Directions: Repeat the lines below exactly as they appear, but leave out the images.

Material for this exercise:
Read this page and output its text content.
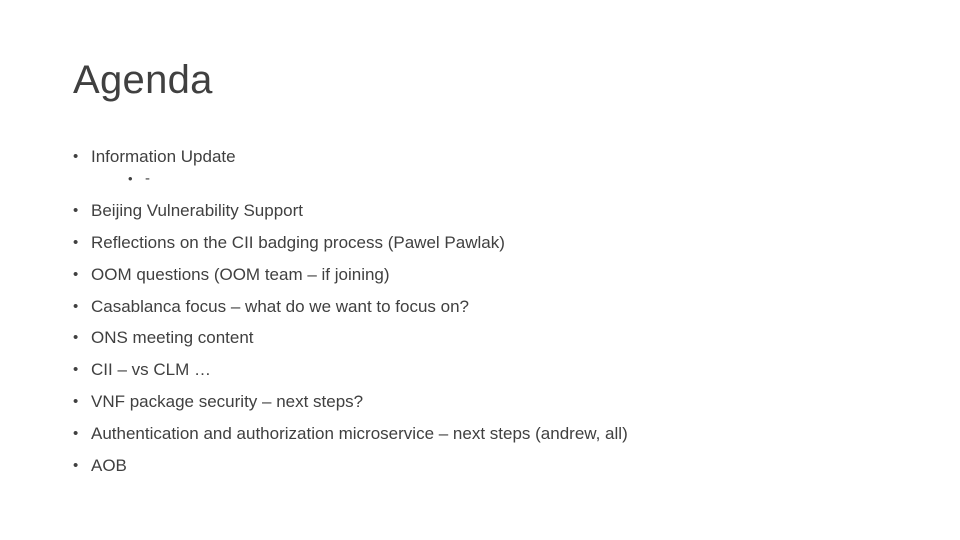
Agenda
• Information Update
• -
• Beijing Vulnerability Support
• Reflections on the CII badging process (Pawel Pawlak)
• OOM questions (OOM team – if joining)
• Casablanca focus – what do we want to focus on?
• ONS meeting content
• CII – vs CLM …
• VNF package security – next steps?
• Authentication and authorization microservice – next steps (andrew, all)
• AOB
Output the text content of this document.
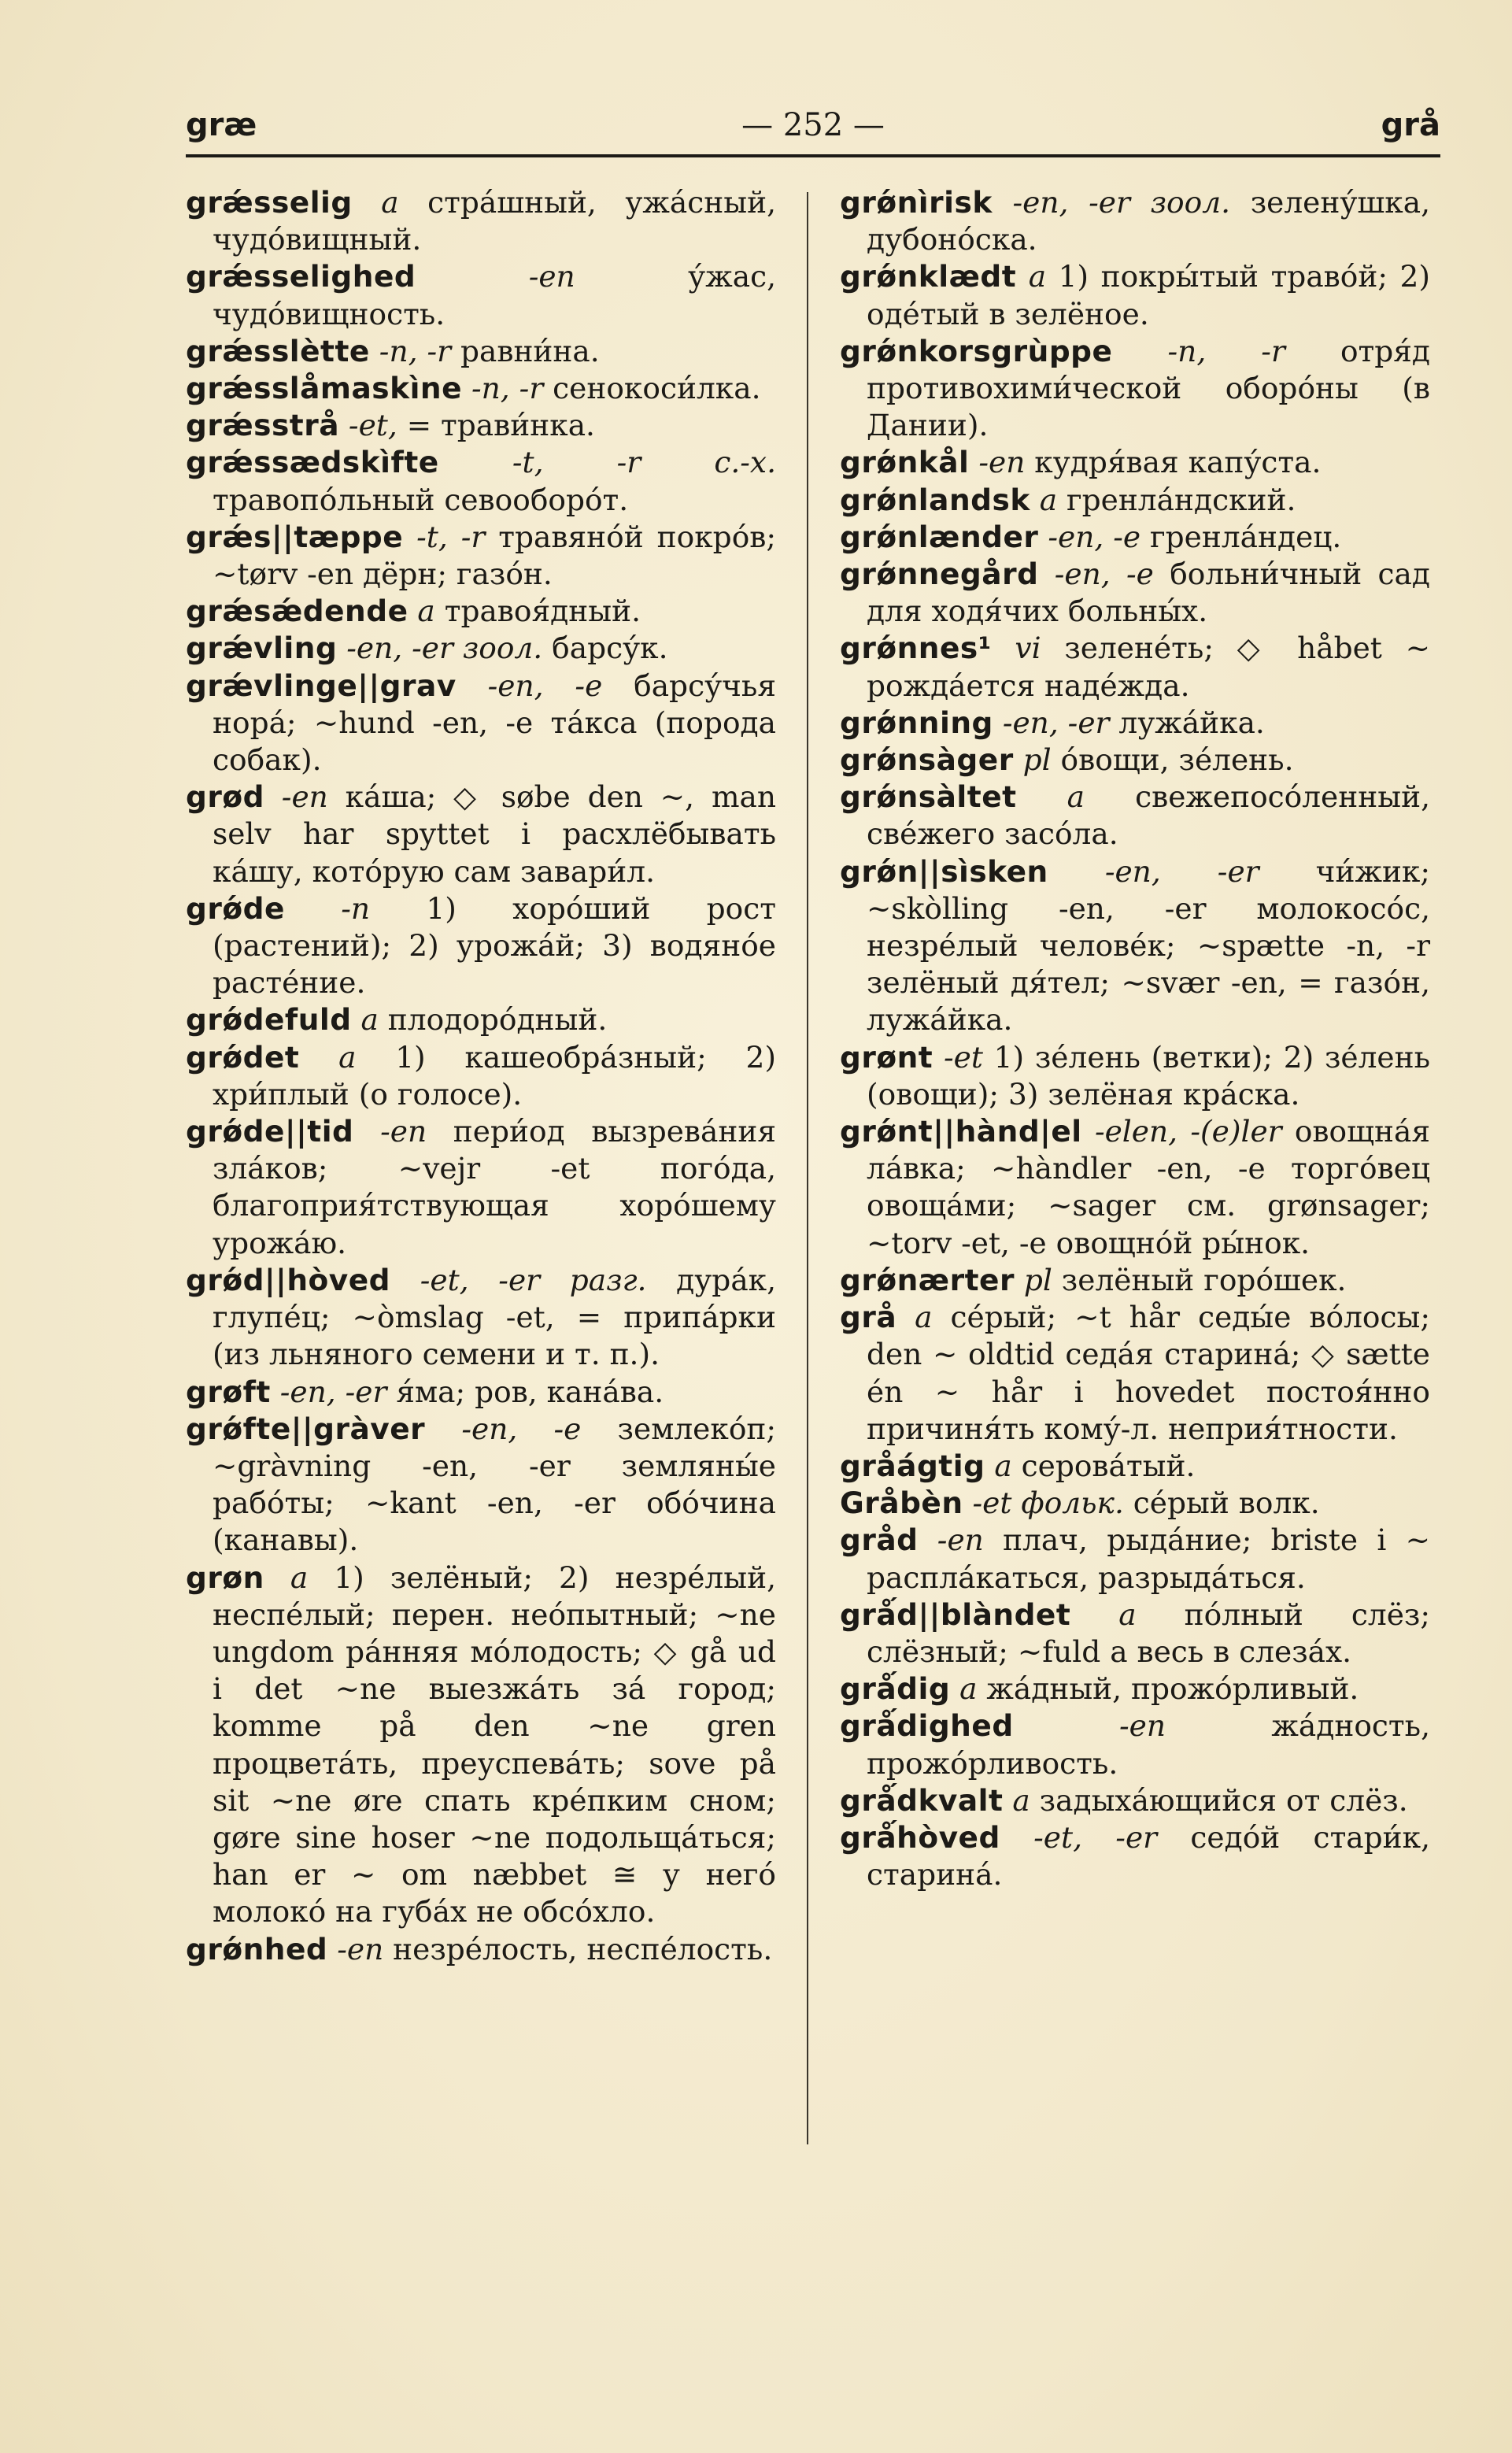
græ	— 252 —	grå

grǽsselig a стра́шный, ужа́сный, чудо́вищный.

grǽsselighed	-en	у́жас, чудо́вищность.

grǽsslètte -n, -r равни́на.

grǽsslåmaskìne -n, -r сенокоси́лка.

grǽsstrå -et, = трави́нка.

grǽssædskìfte -t, -r с.-х. травопо́льный севооборо́т.

grǽs||tæppe -t, -r травяно́й покро́в; ~tørv -en дёрн; газо́н.

grǽsǽdende a травоя́дный.

grǽvling -en, -er зоол. барсу́к.

grǽvlinge||grav -en, -e барсу́чья нора́; ~hund -en, -e та́кса (порода собак).

grød -en ка́ша; ◇ søbe den ~, man selv har spyttet i расхлёбывать ка́шу, кото́рую сам завари́л.

grǿde -n 1) хоро́ший рост (растений); 2) урожа́й; 3) водяно́е расте́ние.

grǿdefuld a плодоро́дный.

grǿdet a 1) кашеобра́зный; 2) хри́плый (о голосе).

grǿde||tid -en пери́од вызрева́ния зла́ков; ~vejr -et пого́да, благоприя́тствующая хоро́шему урожа́ю.

grǿd||hòved -et, -er разг. дура́к, глупе́ц; ~òmslag -et, = припа́рки (из льняного семени и т. п.).

grøft -en, -er я́ма; ров, кана́ва.

grǿfte||gràver -en, -e землеко́п; ~gràvning -en, -er земляны́е рабо́ты; ~kant -en, -er обо́чина (канавы).

grøn a 1) зелёный; 2) незре́лый, неспе́лый; перен. нео́пытный; ~ne ungdom ра́нняя мо́лодость; ◇ gå ud i det ~ne выезжа́ть за́ город; komme på den ~ne gren процвета́ть, преуспева́ть; sove på sit ~ne øre спать кре́пким сном; gøre sine hoser ~ne подольща́ться; han er ~ om næbbet ≅ у него́ молоко́ на губа́х не обсо́хло.

grǿnhed -en незре́лость, неспе́лость.

grǿnìrisk -en, -er зоол. зелену́шка, дубоно́ска.

grǿnklædt a 1) покры́тый траво́й; 2) оде́тый в зелёное.

grǿnkorsgrùppe -n, -r отря́д противохими́ческой оборо́ны (в Дании).

grǿnkål -en кудря́вая капу́ста.

grǿnlandsk a гренла́ндский.

grǿnlænder -en, -e гренла́ндец.

grǿnnegård -en, -e больни́чный сад для ходя́чих больны́х.

grǿnnes¹ vi зелене́ть; ◇ håbet ~ рожда́ется наде́жда.

grǿnning -en, -er лужа́йка.

grǿnsàger pl о́вощи, зе́лень.

grǿnsàltet a свежепосо́ленный, све́жего засо́ла.

grǿn||sìsken -en, -er чи́жик; ~skòlling -en, -er молокосо́с, незре́лый челове́к; ~spætte -n, -r зелёный дя́тел; ~svær -en, = газо́н, лужа́йка.

grønt -et 1) зе́лень (ветки); 2) зе́лень (овощи); 3) зелёная кра́ска.

grǿnt||hànd|el -elen, -(e)ler овощна́я ла́вка; ~hàndler -en, -e торго́вец овоща́ми; ~sager см. grønsager; ~torv -et, -e овощно́й ры́нок.

grǿnærter pl зелёный горо́шек.

grå a се́рый; ~t hår седы́е во́лосы; den ~ oldtid седа́я старина́; ◇ sætte én ~ hår i hovedet постоя́нно причиня́ть кому́-л. неприя́тности.

gråágtig a серова́тый.

Gråbèn -et фольк. се́рый волк.

gråd -en плач, рыда́ние; briste i ~ распла́каться, разрыда́ться.

grǻd||blàndet a по́лный слёз; слёзный; ~fuld a весь в слеза́х.

grǻdig a жа́дный, прожо́рливый.

grǻdighed	-en	жа́дность, прожо́рливость.

grǻdkvalt a задыха́ющийся от слёз.

grǻhòved -et, -er седо́й стари́к, старина́.
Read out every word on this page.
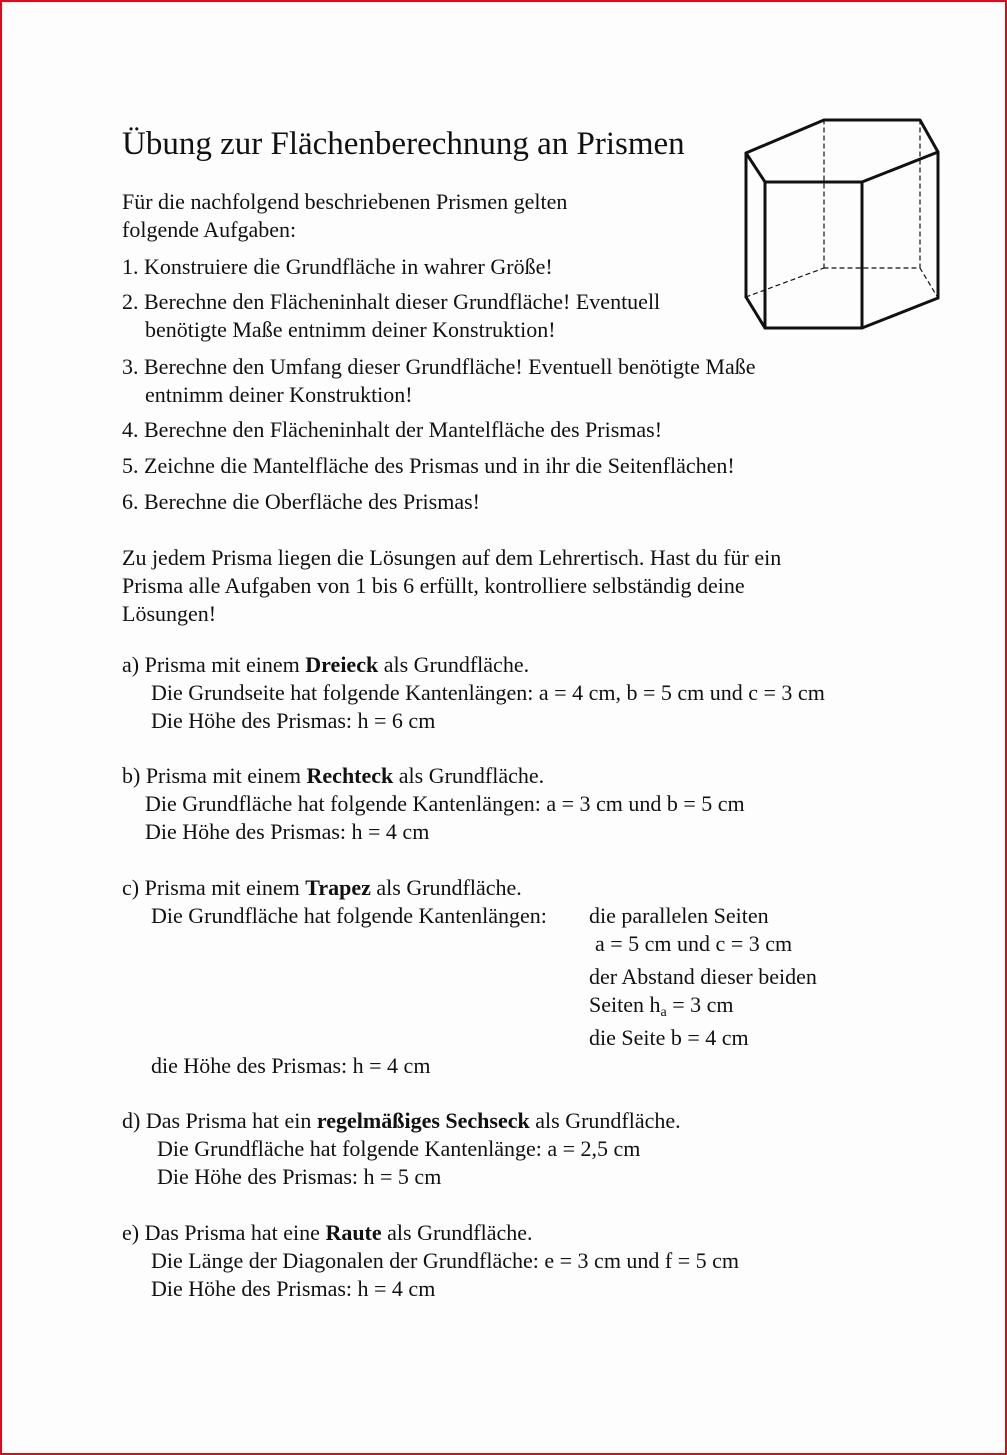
Übung zur Flächenberechnung an Prismen
Für die nachfolgend beschriebenen Prismen gelten
folgende Aufgaben:
1. Konstruiere die Grundfläche in wahrer Größe!
2. Berechne den Flächeninhalt dieser Grundfläche! Eventuell
benötigte Maße entnimm deiner Konstruktion!
3. Berechne den Umfang dieser Grundfläche! Eventuell benötigte Maße
entnimm deiner Konstruktion!
4. Berechne den Flächeninhalt der Mantelfläche des Prismas!
5. Zeichne die Mantelfläche des Prismas und in ihr die Seitenflächen!
6. Berechne die Oberfläche des Prismas!
Zu jedem Prisma liegen die Lösungen auf dem Lehrertisch. Hast du für ein
Prisma alle Aufgaben von 1 bis 6 erfüllt, kontrolliere selbständig deine
Lösungen!
a) Prisma mit einem Dreieck als Grundfläche.
Die Grundseite hat folgende Kantenlängen: a = 4 cm, b = 5 cm und c = 3 cm
Die Höhe des Prismas: h = 6 cm
b) Prisma mit einem Rechteck als Grundfläche.
Die Grundfläche hat folgende Kantenlängen: a = 3 cm und b = 5 cm
Die Höhe des Prismas: h = 4 cm
c) Prisma mit einem Trapez als Grundfläche.
Die Grundfläche hat folgende Kantenlängen: die parallelen Seiten
a = 5 cm und c = 3 cm
der Abstand dieser beiden
Seiten $h_a = 3$ cm
die Seite b = 4 cm
die Höhe des Prismas: h = 4 cm
d) Das Prisma hat ein regelmäßiges Sechseck als Grundfläche.
Die Grundfläche hat folgende Kantenlänge: a = 2,5 cm
Die Höhe des Prismas: h = 5 cm
e) Das Prisma hat eine Raute als Grundfläche.
Die Länge der Diagonalen der Grundfläche: e = 3 cm und f = 5 cm
Die Höhe des Prismas: h = 4 cm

Exercise response:
Read this page and output its text content.
Agenda
• Information Update
• -
• Beijing Vulnerability Support
• Reflections on the CII badging process (Pawel Pawlak)
• OOM questions (OOM team – if joining)
• Casablanca focus – what do we want to focus on?
• ONS meeting content
• CII – vs CLM …
• VNF package security – next steps?
• Authentication and authorization microservice – next steps (andrew, all)
• AOB
Output the text content of this document.
græ	— 252 —	grå

grǽsselig a стра́шный, ужа́сный, чудо́вищный.

grǽsselighed	-en	у́жас, чудо́вищность.

grǽsslètte -n, -r равни́на.

grǽsslåmaskìne -n, -r сенокоси́лка.

grǽsstrå -et, = трави́нка.

grǽssædskìfte -t, -r с.-х. травопо́льный севооборо́т.

grǽs||tæppe -t, -r травяно́й покро́в; ~tørv -en дёрн; газо́н.

grǽsǽdende a травоя́дный.

grǽvling -en, -er зоол. барсу́к.

grǽvlinge||grav -en, -e барсу́чья нора́; ~hund -en, -e та́кса (порода собак).

grød -en ка́ша; ◇ søbe den ~, man selv har spyttet i расхлёбывать ка́шу, кото́рую сам завари́л.

grǿde -n 1) хоро́ший рост (растений); 2) урожа́й; 3) водяно́е расте́ние.

grǿdefuld a плодоро́дный.

grǿdet a 1) кашеобра́зный; 2) хри́плый (о голосе).

grǿde||tid -en пери́од вызрева́ния зла́ков; ~vejr -et пого́да, благоприя́тствующая хоро́шему урожа́ю.

grǿd||hòved -et, -er разг. дура́к, глупе́ц; ~òmslag -et, = припа́рки (из льняного семени и т. п.).

grøft -en, -er я́ма; ров, кана́ва.

grǿfte||gràver -en, -e землеко́п; ~gràvning -en, -er земляны́е рабо́ты; ~kant -en, -er обо́чина (канавы).

grøn a 1) зелёный; 2) незре́лый, неспе́лый; перен. нео́пытный; ~ne ungdom ра́нняя мо́лодость; ◇ gå ud i det ~ne выезжа́ть за́ город; komme på den ~ne gren процвета́ть, преуспева́ть; sove på sit ~ne øre спать кре́пким сном; gøre sine hoser ~ne подольща́ться; han er ~ om næbbet ≅ у него́ молоко́ на губа́х не обсо́хло.

grǿnhed -en незре́лость, неспе́лость.

grǿnìrisk -en, -er зоол. зелену́шка, дубоно́ска.

grǿnklædt a 1) покры́тый траво́й; 2) оде́тый в зелёное.

grǿnkorsgrùppe -n, -r отря́д противохими́ческой оборо́ны (в Дании).

grǿnkål -en кудря́вая капу́ста.

grǿnlandsk a гренла́ндский.

grǿnlænder -en, -e гренла́ндец.

grǿnnegård -en, -e больни́чный сад для ходя́чих больны́х.

grǿnnes¹ vi зелене́ть; ◇ håbet ~ рожда́ется наде́жда.

grǿnning -en, -er лужа́йка.

grǿnsàger pl о́вощи, зе́лень.

grǿnsàltet a свежепосо́ленный, све́жего засо́ла.

grǿn||sìsken -en, -er чи́жик; ~skòlling -en, -er молокосо́с, незре́лый челове́к; ~spætte -n, -r зелёный дя́тел; ~svær -en, = газо́н, лужа́йка.

grønt -et 1) зе́лень (ветки); 2) зе́лень (овощи); 3) зелёная кра́ска.

grǿnt||hànd|el -elen, -(e)ler овощна́я ла́вка; ~hàndler -en, -e торго́вец овоща́ми; ~sager см. grønsager; ~torv -et, -e овощно́й ры́нок.

grǿnærter pl зелёный горо́шек.

grå a се́рый; ~t hår седы́е во́лосы; den ~ oldtid седа́я старина́; ◇ sætte én ~ hår i hovedet постоя́нно причиня́ть кому́-л. неприя́тности.

gråágtig a серова́тый.

Gråbèn -et фольк. се́рый волк.

gråd -en плач, рыда́ние; briste i ~ распла́каться, разрыда́ться.

grǻd||blàndet a по́лный слёз; слёзный; ~fuld a весь в слеза́х.

grǻdig a жа́дный, прожо́рливый.

grǻdighed	-en	жа́дность, прожо́рливость.

grǻdkvalt a задыха́ющийся от слёз.

grǻhòved -et, -er седо́й стари́к, старина́.
Read out every word on this page.
Übung zur Flächenberechnung an Prismen
Für die nachfolgend beschriebenen Prismen gelten
folgende Aufgaben:
1. Konstruiere die Grundfläche in wahrer Größe!
2. Berechne den Flächeninhalt dieser Grundfläche! Eventuell
benötigte Maße entnimm deiner Konstruktion!
3. Berechne den Umfang dieser Grundfläche! Eventuell benötigte Maße
entnimm deiner Konstruktion!
4. Berechne den Flächeninhalt der Mantelfläche des Prismas!
5. Zeichne die Mantelfläche des Prismas und in ihr die Seitenflächen!
6. Berechne die Oberfläche des Prismas!
Zu jedem Prisma liegen die Lösungen auf dem Lehrertisch. Hast du für ein
Prisma alle Aufgaben von 1 bis 6 erfüllt, kontrolliere selbständig deine
Lösungen!
a) Prisma mit einem Dreieck als Grundfläche.
Die Grundseite hat folgende Kantenlängen: a = 4 cm, b = 5 cm und c = 3 cm
Die Höhe des Prismas: h = 6 cm
b) Prisma mit einem Rechteck als Grundfläche.
Die Grundfläche hat folgende Kantenlängen: a = 3 cm und b = 5 cm
Die Höhe des Prismas: h = 4 cm
c) Prisma mit einem Trapez als Grundfläche.
Die Grundfläche hat folgende Kantenlängen: die parallelen Seiten
a = 5 cm und c = 3 cm
der Abstand dieser beiden
Seiten $h_a = 3$ cm
die Seite b = 4 cm
die Höhe des Prismas: h = 4 cm
d) Das Prisma hat ein regelmäßiges Sechseck als Grundfläche.
Die Grundfläche hat folgende Kantenlänge: a = 2,5 cm
Die Höhe des Prismas: h = 5 cm
e) Das Prisma hat eine Raute als Grundfläche.
Die Länge der Diagonalen der Grundfläche: e = 3 cm und f = 5 cm
Die Höhe des Prismas: h = 4 cm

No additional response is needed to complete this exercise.